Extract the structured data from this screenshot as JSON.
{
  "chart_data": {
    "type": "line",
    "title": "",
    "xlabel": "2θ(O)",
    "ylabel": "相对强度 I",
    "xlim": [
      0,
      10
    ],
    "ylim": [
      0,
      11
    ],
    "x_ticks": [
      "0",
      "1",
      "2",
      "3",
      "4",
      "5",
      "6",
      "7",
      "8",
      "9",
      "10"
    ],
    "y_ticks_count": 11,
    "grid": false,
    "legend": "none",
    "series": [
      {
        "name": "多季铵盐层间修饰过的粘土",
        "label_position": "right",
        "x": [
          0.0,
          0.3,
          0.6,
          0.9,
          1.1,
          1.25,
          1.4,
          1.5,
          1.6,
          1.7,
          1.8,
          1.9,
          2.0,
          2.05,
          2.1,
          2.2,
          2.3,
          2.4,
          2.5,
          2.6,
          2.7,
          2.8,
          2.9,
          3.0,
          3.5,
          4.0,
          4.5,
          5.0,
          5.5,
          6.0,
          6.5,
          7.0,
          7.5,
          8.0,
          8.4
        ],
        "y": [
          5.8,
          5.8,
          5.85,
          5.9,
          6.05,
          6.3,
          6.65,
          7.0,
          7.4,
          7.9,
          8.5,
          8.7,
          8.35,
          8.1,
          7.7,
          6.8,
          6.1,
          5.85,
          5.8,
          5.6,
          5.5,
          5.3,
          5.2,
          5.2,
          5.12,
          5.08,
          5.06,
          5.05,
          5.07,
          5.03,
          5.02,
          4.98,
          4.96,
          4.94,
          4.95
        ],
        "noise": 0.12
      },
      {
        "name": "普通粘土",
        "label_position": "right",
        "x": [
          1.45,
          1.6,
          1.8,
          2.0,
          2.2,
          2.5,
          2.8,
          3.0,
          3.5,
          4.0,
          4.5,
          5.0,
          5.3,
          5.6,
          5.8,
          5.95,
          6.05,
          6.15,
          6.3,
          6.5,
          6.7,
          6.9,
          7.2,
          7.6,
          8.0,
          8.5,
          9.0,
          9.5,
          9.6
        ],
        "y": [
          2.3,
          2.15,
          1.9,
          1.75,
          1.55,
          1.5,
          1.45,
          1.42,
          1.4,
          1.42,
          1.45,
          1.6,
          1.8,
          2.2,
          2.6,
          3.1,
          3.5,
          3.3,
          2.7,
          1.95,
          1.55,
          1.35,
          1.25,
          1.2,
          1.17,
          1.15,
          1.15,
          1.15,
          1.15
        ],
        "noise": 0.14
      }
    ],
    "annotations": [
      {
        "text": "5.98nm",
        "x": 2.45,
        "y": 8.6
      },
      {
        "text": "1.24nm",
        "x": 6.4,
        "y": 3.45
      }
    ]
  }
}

- - -

:: What to work on ::
Reproduce each line verbatim.

:: Solution for this exercise ::
Extract the structured data from this screenshot as JSON.
{
  "chart_data": {
    "type": "line",
    "title": "",
    "xlabel": "2θ(O)",
    "ylabel": "相对强度 I",
    "xlim": [
      0,
      10
    ],
    "ylim": [
      0,
      11
    ],
    "x_ticks": [
      "0",
      "1",
      "2",
      "3",
      "4",
      "5",
      "6",
      "7",
      "8",
      "9",
      "10"
    ],
    "y_ticks_count": 11,
    "grid": false,
    "legend": "none",
    "series": [
      {
        "name": "多季铵盐层间修饰过的粘土",
        "label_position": "right",
        "x": [
          0.0,
          0.3,
          0.6,
          0.9,
          1.1,
          1.25,
          1.4,
          1.5,
          1.6,
          1.7,
          1.8,
          1.9,
          2.0,
          2.05,
          2.1,
          2.2,
          2.3,
          2.4,
          2.5,
          2.6,
          2.7,
          2.8,
          2.9,
          3.0,
          3.5,
          4.0,
          4.5,
          5.0,
          5.5,
          6.0,
          6.5,
          7.0,
          7.5,
          8.0,
          8.4
        ],
        "y": [
          5.8,
          5.8,
          5.85,
          5.9,
          6.05,
          6.3,
          6.65,
          7.0,
          7.4,
          7.9,
          8.5,
          8.7,
          8.35,
          8.1,
          7.7,
          6.8,
          6.1,
          5.85,
          5.8,
          5.6,
          5.5,
          5.3,
          5.2,
          5.2,
          5.12,
          5.08,
          5.06,
          5.05,
          5.07,
          5.03,
          5.02,
          4.98,
          4.96,
          4.94,
          4.95
        ],
        "noise": 0.12
      },
      {
        "name": "普通粘土",
        "label_position": "right",
        "x": [
          1.45,
          1.6,
          1.8,
          2.0,
          2.2,
          2.5,
          2.8,
          3.0,
          3.5,
          4.0,
          4.5,
          5.0,
          5.3,
          5.6,
          5.8,
          5.95,
          6.05,
          6.15,
          6.3,
          6.5,
          6.7,
          6.9,
          7.2,
          7.6,
          8.0,
          8.5,
          9.0,
          9.5,
          9.6
        ],
        "y": [
          2.3,
          2.15,
          1.9,
          1.75,
          1.55,
          1.5,
          1.45,
          1.42,
          1.4,
          1.42,
          1.45,
          1.6,
          1.8,
          2.2,
          2.6,
          3.1,
          3.5,
          3.3,
          2.7,
          1.95,
          1.55,
          1.35,
          1.25,
          1.2,
          1.17,
          1.15,
          1.15,
          1.15,
          1.15
        ],
        "noise": 0.14
      }
    ],
    "annotations": [
      {
        "text": "5.98nm",
        "x": 2.45,
        "y": 8.6
      },
      {
        "text": "1.24nm",
        "x": 6.4,
        "y": 3.45
      }
    ]
  }
}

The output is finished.